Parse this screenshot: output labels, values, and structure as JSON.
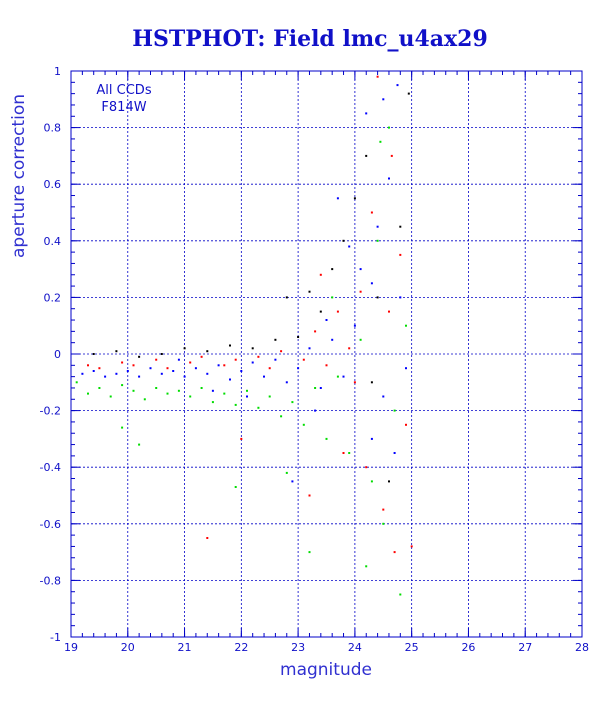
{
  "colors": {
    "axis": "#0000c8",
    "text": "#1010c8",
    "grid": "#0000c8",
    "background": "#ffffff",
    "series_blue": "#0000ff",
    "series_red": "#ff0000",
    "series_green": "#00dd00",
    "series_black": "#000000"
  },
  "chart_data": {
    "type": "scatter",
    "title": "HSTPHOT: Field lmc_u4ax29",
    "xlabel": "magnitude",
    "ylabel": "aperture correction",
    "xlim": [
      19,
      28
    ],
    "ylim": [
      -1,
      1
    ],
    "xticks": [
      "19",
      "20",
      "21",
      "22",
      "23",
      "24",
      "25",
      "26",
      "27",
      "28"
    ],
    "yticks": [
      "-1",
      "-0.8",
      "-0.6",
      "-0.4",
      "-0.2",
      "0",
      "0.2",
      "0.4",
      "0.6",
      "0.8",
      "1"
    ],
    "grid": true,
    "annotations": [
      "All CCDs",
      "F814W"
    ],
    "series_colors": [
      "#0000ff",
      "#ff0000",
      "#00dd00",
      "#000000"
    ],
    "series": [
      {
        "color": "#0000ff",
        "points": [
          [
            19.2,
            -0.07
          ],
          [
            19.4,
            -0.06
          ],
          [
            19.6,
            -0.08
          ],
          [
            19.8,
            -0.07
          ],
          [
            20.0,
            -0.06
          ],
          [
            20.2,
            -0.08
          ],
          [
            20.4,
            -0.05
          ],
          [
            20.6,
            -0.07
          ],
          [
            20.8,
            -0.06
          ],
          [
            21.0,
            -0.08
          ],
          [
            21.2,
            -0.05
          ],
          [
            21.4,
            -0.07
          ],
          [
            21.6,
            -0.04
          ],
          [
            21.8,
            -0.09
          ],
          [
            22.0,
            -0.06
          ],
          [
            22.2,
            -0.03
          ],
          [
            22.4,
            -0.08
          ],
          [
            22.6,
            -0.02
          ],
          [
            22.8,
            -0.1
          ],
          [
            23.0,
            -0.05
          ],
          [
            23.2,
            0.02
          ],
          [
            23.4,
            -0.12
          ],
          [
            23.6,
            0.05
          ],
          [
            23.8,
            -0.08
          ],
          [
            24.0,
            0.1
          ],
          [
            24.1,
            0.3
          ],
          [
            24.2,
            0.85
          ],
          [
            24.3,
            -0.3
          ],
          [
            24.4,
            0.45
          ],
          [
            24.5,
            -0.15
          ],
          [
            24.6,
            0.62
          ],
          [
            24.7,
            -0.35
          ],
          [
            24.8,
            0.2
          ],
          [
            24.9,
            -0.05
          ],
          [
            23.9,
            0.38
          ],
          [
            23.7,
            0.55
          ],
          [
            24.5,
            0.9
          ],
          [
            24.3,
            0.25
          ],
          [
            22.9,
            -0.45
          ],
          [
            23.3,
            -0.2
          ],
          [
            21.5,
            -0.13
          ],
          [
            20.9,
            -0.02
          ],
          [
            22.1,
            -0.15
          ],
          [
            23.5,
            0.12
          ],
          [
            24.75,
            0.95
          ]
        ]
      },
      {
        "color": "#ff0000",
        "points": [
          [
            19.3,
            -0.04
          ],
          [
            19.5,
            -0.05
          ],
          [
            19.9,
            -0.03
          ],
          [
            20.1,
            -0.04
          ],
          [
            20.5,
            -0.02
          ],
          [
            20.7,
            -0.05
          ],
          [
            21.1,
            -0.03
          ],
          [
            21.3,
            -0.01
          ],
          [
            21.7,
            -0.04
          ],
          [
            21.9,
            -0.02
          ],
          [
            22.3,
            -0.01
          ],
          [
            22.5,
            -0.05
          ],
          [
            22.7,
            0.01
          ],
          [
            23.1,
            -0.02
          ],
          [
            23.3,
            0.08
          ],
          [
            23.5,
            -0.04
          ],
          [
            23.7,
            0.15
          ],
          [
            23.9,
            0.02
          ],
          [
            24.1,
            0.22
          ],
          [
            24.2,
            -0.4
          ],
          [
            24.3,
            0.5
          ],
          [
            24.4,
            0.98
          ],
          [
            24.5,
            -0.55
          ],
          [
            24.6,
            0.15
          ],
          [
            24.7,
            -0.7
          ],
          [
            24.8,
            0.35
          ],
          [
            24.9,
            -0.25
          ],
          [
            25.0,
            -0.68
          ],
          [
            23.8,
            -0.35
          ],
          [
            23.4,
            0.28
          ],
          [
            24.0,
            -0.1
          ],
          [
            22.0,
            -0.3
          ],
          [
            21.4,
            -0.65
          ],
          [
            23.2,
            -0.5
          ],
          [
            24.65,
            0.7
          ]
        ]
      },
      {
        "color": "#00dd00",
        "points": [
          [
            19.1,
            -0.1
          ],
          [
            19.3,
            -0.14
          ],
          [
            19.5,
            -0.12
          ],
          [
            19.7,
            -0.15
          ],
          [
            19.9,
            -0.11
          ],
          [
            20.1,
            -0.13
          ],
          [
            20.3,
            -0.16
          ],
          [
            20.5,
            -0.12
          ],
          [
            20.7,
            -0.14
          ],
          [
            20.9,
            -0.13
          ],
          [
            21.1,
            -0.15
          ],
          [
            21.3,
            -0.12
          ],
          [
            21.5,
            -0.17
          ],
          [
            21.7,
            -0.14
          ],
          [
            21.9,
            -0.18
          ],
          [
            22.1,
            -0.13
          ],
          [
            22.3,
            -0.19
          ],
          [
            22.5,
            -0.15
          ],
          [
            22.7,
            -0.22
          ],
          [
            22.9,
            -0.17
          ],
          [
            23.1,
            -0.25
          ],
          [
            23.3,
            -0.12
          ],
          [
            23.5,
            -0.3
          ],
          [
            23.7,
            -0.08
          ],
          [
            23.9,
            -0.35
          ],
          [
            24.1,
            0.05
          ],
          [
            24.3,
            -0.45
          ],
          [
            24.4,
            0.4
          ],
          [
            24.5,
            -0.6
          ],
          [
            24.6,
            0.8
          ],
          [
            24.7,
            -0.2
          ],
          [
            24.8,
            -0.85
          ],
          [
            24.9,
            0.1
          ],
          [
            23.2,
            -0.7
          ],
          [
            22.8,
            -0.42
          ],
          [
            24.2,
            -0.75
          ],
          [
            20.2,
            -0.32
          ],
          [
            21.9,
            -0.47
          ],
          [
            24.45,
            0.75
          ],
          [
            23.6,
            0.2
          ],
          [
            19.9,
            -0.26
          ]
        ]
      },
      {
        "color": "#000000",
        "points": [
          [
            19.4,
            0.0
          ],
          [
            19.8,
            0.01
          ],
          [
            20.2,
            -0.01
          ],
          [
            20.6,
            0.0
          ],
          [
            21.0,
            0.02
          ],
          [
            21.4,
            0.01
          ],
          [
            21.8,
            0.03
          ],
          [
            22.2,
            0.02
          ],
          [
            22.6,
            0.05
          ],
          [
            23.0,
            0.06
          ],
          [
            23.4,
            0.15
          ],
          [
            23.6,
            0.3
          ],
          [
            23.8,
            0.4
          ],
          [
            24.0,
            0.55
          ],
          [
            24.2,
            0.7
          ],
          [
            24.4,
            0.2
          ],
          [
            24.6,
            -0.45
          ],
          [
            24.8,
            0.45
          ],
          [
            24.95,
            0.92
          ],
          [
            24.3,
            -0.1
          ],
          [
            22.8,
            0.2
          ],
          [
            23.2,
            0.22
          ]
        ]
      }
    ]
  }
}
==
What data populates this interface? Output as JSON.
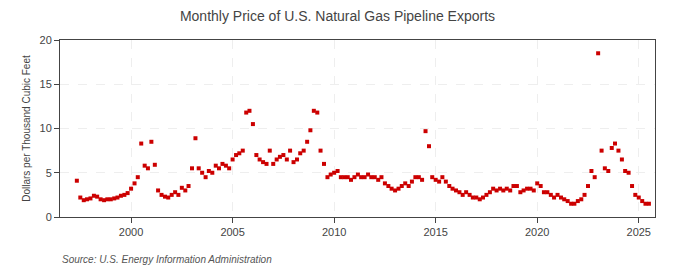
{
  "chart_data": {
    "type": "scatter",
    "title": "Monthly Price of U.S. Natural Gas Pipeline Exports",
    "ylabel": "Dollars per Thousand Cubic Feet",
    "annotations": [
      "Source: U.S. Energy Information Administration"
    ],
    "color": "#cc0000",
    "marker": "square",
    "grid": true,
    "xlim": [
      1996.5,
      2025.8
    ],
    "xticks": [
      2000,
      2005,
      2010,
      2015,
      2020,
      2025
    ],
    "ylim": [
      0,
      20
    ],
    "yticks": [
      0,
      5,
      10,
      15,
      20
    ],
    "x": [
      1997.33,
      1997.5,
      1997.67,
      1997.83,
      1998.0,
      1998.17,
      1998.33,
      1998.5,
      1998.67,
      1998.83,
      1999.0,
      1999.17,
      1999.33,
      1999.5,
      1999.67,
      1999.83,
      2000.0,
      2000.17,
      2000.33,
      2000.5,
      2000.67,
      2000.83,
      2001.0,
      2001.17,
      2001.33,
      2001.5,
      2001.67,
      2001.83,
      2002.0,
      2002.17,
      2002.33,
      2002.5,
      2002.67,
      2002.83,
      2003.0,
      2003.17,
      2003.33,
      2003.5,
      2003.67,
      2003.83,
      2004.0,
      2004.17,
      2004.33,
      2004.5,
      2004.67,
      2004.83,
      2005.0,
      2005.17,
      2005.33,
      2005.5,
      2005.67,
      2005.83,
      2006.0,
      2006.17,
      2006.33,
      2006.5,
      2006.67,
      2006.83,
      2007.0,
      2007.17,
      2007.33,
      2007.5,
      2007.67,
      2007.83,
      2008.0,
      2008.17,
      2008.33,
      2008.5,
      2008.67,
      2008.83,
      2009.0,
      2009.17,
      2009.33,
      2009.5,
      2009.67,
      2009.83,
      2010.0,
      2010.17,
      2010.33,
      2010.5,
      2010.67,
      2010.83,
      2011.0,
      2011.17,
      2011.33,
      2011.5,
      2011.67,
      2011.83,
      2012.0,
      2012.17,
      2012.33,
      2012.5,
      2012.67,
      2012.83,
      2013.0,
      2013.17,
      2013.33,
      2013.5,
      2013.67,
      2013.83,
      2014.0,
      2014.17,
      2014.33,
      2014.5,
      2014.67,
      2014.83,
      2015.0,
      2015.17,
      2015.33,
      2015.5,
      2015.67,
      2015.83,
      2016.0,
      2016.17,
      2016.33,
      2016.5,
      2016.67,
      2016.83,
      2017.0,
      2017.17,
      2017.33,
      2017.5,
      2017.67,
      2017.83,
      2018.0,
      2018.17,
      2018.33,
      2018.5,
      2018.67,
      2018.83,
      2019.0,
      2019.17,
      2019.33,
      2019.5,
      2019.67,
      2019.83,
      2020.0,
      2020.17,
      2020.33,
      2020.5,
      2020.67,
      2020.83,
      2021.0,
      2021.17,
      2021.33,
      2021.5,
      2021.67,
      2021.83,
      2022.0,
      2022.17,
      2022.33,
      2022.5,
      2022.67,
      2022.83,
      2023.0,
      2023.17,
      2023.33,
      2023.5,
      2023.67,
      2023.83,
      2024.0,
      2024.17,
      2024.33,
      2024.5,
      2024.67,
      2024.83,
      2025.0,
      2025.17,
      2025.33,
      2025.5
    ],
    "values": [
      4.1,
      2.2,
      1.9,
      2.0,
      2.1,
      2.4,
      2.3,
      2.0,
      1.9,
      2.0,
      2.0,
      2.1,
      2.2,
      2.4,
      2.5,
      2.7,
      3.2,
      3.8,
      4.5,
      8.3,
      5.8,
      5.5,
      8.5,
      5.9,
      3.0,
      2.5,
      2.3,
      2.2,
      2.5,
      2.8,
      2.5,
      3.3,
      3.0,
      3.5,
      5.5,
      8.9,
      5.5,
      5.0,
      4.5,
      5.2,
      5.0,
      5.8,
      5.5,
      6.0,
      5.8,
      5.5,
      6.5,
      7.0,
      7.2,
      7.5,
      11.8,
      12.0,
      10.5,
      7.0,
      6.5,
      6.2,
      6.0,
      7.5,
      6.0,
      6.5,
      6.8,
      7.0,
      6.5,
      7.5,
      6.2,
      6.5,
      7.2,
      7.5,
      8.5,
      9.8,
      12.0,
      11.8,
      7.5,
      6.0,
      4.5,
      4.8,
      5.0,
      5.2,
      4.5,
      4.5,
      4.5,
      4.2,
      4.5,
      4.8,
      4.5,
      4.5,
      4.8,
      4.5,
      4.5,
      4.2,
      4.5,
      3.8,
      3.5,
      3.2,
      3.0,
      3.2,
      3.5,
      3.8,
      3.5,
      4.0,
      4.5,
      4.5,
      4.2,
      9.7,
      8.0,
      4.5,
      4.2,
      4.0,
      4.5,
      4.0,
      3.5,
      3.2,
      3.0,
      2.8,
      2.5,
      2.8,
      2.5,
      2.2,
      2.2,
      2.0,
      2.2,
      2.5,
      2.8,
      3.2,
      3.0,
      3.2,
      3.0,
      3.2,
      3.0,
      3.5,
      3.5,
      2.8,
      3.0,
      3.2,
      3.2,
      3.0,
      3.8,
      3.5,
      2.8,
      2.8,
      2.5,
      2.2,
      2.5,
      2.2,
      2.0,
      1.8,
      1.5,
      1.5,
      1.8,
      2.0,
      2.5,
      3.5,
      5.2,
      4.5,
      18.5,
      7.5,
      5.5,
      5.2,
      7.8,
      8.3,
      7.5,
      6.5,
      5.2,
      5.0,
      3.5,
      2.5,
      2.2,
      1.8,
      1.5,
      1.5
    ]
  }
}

Work to complete: Select every line of the records holding the string "values".

Response for this exercise:
Parse this screenshot: output labels, values, and structure as JSON.
    "values": [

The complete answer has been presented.